## GIVEN DATA

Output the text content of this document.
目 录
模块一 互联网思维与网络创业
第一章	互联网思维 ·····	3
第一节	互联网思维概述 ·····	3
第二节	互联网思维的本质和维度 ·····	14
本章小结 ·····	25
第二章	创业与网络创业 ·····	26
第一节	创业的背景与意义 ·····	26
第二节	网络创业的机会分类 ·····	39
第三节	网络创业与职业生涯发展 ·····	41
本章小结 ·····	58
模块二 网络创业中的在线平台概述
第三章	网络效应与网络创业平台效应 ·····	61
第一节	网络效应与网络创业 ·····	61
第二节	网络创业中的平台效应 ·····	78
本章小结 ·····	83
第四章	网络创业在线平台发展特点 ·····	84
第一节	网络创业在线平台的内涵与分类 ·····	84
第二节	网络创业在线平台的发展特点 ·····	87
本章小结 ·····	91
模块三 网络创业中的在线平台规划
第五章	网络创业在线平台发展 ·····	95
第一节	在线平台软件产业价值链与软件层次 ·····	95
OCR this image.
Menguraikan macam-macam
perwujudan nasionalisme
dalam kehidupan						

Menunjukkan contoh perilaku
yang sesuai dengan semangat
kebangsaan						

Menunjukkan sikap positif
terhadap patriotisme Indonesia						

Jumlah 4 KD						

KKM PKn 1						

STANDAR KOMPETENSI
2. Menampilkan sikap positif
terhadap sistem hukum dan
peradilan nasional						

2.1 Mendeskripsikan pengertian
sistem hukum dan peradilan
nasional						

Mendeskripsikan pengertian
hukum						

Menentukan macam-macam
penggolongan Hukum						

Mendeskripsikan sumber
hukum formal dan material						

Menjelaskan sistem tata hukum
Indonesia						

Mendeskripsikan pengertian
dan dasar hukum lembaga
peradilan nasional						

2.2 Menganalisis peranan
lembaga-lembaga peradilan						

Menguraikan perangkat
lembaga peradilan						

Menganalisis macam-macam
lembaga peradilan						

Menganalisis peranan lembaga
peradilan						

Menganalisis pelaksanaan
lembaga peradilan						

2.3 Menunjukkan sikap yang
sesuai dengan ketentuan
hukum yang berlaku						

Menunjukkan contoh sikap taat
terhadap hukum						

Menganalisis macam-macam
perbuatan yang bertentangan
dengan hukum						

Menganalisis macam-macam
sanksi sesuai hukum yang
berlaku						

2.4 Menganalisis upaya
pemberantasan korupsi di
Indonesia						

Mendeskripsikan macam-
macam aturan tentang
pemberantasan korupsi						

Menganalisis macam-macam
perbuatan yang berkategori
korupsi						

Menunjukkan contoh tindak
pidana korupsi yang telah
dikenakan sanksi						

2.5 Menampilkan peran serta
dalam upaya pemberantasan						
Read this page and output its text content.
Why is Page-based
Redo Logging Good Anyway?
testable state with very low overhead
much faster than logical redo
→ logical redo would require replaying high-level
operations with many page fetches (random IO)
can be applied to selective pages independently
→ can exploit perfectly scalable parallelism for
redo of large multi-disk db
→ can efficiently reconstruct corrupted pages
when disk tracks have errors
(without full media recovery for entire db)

## GOAL OF THE EXERCISE
Using the exact wording, write out all of the records.

## EXERCISE SOLUTION
Output the text content of this document.
目 录
模块一 互联网思维与网络创业
第一章	互联网思维 ·····	3
第一节	互联网思维概述 ·····	3
第二节	互联网思维的本质和维度 ·····	14
本章小结 ·····	25
第二章	创业与网络创业 ·····	26
第一节	创业的背景与意义 ·····	26
第二节	网络创业的机会分类 ·····	39
第三节	网络创业与职业生涯发展 ·····	41
本章小结 ·····	58
模块二 网络创业中的在线平台概述
第三章	网络效应与网络创业平台效应 ·····	61
第一节	网络效应与网络创业 ·····	61
第二节	网络创业中的平台效应 ·····	78
本章小结 ·····	83
第四章	网络创业在线平台发展特点 ·····	84
第一节	网络创业在线平台的内涵与分类 ·····	84
第二节	网络创业在线平台的发展特点 ·····	87
本章小结 ·····	91
模块三 网络创业中的在线平台规划
第五章	网络创业在线平台发展 ·····	95
第一节	在线平台软件产业价值链与软件层次 ·····	95
OCR this image.
Menguraikan macam-macam
perwujudan nasionalisme
dalam kehidupan						

Menunjukkan contoh perilaku
yang sesuai dengan semangat
kebangsaan						

Menunjukkan sikap positif
terhadap patriotisme Indonesia						

Jumlah 4 KD						

KKM PKn 1						

STANDAR KOMPETENSI
2. Menampilkan sikap positif
terhadap sistem hukum dan
peradilan nasional						

2.1 Mendeskripsikan pengertian
sistem hukum dan peradilan
nasional						

Mendeskripsikan pengertian
hukum						

Menentukan macam-macam
penggolongan Hukum						

Mendeskripsikan sumber
hukum formal dan material						

Menjelaskan sistem tata hukum
Indonesia						

Mendeskripsikan pengertian
dan dasar hukum lembaga
peradilan nasional						

2.2 Menganalisis peranan
lembaga-lembaga peradilan						

Menguraikan perangkat
lembaga peradilan						

Menganalisis macam-macam
lembaga peradilan						

Menganalisis peranan lembaga
peradilan						

Menganalisis pelaksanaan
lembaga peradilan						

2.3 Menunjukkan sikap yang
sesuai dengan ketentuan
hukum yang berlaku						

Menunjukkan contoh sikap taat
terhadap hukum						

Menganalisis macam-macam
perbuatan yang bertentangan
dengan hukum						

Menganalisis macam-macam
sanksi sesuai hukum yang
berlaku						

2.4 Menganalisis upaya
pemberantasan korupsi di
Indonesia						

Mendeskripsikan macam-
macam aturan tentang
pemberantasan korupsi						

Menganalisis macam-macam
perbuatan yang berkategori
korupsi						

Menunjukkan contoh tindak
pidana korupsi yang telah
dikenakan sanksi						

2.5 Menampilkan peran serta
dalam upaya pemberantasan						
Read this page and output its text content.
Why is Page-based
Redo Logging Good Anyway?
testable state with very low overhead
much faster than logical redo
→ logical redo would require replaying high-level
operations with many page fetches (random IO)
can be applied to selective pages independently
→ can exploit perfectly scalable parallelism for
redo of large multi-disk db
→ can efficiently reconstruct corrupted pages
when disk tracks have errors
(without full media recovery for entire db)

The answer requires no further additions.